**TASK STATEMENT:** Write out the records below word for word, please.

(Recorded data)

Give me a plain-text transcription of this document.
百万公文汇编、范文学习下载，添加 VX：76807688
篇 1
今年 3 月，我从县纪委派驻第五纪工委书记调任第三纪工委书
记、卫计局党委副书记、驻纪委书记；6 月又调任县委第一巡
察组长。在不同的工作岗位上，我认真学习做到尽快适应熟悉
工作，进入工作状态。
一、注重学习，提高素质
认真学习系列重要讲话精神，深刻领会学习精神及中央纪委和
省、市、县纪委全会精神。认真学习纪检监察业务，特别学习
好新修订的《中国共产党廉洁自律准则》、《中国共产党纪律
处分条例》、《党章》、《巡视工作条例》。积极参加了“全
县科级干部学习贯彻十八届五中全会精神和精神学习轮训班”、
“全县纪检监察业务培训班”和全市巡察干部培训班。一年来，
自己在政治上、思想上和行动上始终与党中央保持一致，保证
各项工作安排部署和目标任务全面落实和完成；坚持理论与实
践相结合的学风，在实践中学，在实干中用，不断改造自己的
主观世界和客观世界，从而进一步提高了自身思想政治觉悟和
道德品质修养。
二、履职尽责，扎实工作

**RESPONSE:**
Give me a plain-text transcription of this document.
百万公文汇编、范文学习下载，添加 VX：76807688
篇 1
今年 3 月，我从县纪委派驻第五纪工委书记调任第三纪工委书
记、卫计局党委副书记、驻纪委书记；6 月又调任县委第一巡
察组长。在不同的工作岗位上，我认真学习做到尽快适应熟悉
工作，进入工作状态。
一、注重学习，提高素质
认真学习系列重要讲话精神，深刻领会学习精神及中央纪委和
省、市、县纪委全会精神。认真学习纪检监察业务，特别学习
好新修订的《中国共产党廉洁自律准则》、《中国共产党纪律
处分条例》、《党章》、《巡视工作条例》。积极参加了“全
县科级干部学习贯彻十八届五中全会精神和精神学习轮训班”、
“全县纪检监察业务培训班”和全市巡察干部培训班。一年来，
自己在政治上、思想上和行动上始终与党中央保持一致，保证
各项工作安排部署和目标任务全面落实和完成；坚持理论与实
践相结合的学风，在实践中学，在实干中用，不断改造自己的
主观世界和客观世界，从而进一步提高了自身思想政治觉悟和
道德品质修养。
二、履职尽责，扎实工作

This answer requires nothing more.